* _Task brief_:
Copy out every record below, word for word.

* _Record excerpts_:
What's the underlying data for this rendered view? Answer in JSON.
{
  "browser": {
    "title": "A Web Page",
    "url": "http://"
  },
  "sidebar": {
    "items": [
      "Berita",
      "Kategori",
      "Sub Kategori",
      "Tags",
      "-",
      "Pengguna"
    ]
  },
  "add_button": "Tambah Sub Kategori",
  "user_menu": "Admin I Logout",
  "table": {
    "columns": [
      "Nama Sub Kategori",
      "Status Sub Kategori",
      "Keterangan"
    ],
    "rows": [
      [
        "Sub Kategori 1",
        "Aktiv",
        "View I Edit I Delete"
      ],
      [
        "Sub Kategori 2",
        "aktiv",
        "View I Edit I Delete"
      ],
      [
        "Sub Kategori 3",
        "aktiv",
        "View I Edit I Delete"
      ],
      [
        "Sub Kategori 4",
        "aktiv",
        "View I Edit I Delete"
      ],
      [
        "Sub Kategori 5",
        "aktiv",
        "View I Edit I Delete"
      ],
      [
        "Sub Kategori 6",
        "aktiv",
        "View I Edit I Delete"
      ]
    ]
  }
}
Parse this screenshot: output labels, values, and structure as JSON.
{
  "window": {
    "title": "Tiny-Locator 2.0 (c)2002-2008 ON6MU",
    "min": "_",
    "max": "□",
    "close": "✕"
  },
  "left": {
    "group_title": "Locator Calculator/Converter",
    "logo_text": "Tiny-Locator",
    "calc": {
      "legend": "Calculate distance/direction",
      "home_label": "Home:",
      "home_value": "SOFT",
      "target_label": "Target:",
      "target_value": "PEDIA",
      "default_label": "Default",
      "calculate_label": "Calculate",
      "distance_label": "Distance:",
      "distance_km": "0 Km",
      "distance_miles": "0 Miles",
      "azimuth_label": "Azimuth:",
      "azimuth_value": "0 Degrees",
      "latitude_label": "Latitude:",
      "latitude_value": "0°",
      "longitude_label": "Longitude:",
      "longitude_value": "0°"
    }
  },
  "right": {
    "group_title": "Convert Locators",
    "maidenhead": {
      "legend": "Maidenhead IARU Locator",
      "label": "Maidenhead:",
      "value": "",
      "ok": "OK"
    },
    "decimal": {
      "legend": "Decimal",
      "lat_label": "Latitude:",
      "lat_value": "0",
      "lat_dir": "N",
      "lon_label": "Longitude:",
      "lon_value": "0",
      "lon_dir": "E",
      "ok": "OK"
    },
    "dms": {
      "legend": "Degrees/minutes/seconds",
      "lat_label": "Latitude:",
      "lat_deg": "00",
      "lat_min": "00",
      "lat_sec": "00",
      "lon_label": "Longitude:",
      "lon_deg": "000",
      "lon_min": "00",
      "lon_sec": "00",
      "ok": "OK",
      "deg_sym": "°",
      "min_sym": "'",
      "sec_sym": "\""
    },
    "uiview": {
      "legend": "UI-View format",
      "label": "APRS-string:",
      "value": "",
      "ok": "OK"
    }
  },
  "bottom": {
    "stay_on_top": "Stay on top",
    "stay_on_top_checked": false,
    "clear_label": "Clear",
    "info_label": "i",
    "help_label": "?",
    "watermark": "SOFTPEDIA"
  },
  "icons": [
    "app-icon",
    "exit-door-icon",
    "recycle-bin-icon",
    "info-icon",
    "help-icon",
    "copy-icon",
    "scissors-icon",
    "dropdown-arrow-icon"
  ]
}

* _Written reply_:
What's the underlying data for this rendered view? Answer in JSON.
{
  "browser": {
    "title": "A Web Page",
    "url": "http://"
  },
  "sidebar": {
    "items": [
      "Berita",
      "Kategori",
      "Sub Kategori",
      "Tags",
      "-",
      "Pengguna"
    ]
  },
  "add_button": "Tambah Sub Kategori",
  "user_menu": "Admin I Logout",
  "table": {
    "columns": [
      "Nama Sub Kategori",
      "Status Sub Kategori",
      "Keterangan"
    ],
    "rows": [
      [
        "Sub Kategori 1",
        "Aktiv",
        "View I Edit I Delete"
      ],
      [
        "Sub Kategori 2",
        "aktiv",
        "View I Edit I Delete"
      ],
      [
        "Sub Kategori 3",
        "aktiv",
        "View I Edit I Delete"
      ],
      [
        "Sub Kategori 4",
        "aktiv",
        "View I Edit I Delete"
      ],
      [
        "Sub Kategori 5",
        "aktiv",
        "View I Edit I Delete"
      ],
      [
        "Sub Kategori 6",
        "aktiv",
        "View I Edit I Delete"
      ]
    ]
  }
}
Parse this screenshot: output labels, values, and structure as JSON.
{
  "window": {
    "title": "Tiny-Locator 2.0 (c)2002-2008 ON6MU",
    "min": "_",
    "max": "□",
    "close": "✕"
  },
  "left": {
    "group_title": "Locator Calculator/Converter",
    "logo_text": "Tiny-Locator",
    "calc": {
      "legend": "Calculate distance/direction",
      "home_label": "Home:",
      "home_value": "SOFT",
      "target_label": "Target:",
      "target_value": "PEDIA",
      "default_label": "Default",
      "calculate_label": "Calculate",
      "distance_label": "Distance:",
      "distance_km": "0 Km",
      "distance_miles": "0 Miles",
      "azimuth_label": "Azimuth:",
      "azimuth_value": "0 Degrees",
      "latitude_label": "Latitude:",
      "latitude_value": "0°",
      "longitude_label": "Longitude:",
      "longitude_value": "0°"
    }
  },
  "right": {
    "group_title": "Convert Locators",
    "maidenhead": {
      "legend": "Maidenhead IARU Locator",
      "label": "Maidenhead:",
      "value": "",
      "ok": "OK"
    },
    "decimal": {
      "legend": "Decimal",
      "lat_label": "Latitude:",
      "lat_value": "0",
      "lat_dir": "N",
      "lon_label": "Longitude:",
      "lon_value": "0",
      "lon_dir": "E",
      "ok": "OK"
    },
    "dms": {
      "legend": "Degrees/minutes/seconds",
      "lat_label": "Latitude:",
      "lat_deg": "00",
      "lat_min": "00",
      "lat_sec": "00",
      "lon_label": "Longitude:",
      "lon_deg": "000",
      "lon_min": "00",
      "lon_sec": "00",
      "ok": "OK",
      "deg_sym": "°",
      "min_sym": "'",
      "sec_sym": "\""
    },
    "uiview": {
      "legend": "UI-View format",
      "label": "APRS-string:",
      "value": "",
      "ok": "OK"
    }
  },
  "bottom": {
    "stay_on_top": "Stay on top",
    "stay_on_top_checked": false,
    "clear_label": "Clear",
    "info_label": "i",
    "help_label": "?",
    "watermark": "SOFTPEDIA"
  },
  "icons": [
    "app-icon",
    "exit-door-icon",
    "recycle-bin-icon",
    "info-icon",
    "help-icon",
    "copy-icon",
    "scissors-icon",
    "dropdown-arrow-icon"
  ]
}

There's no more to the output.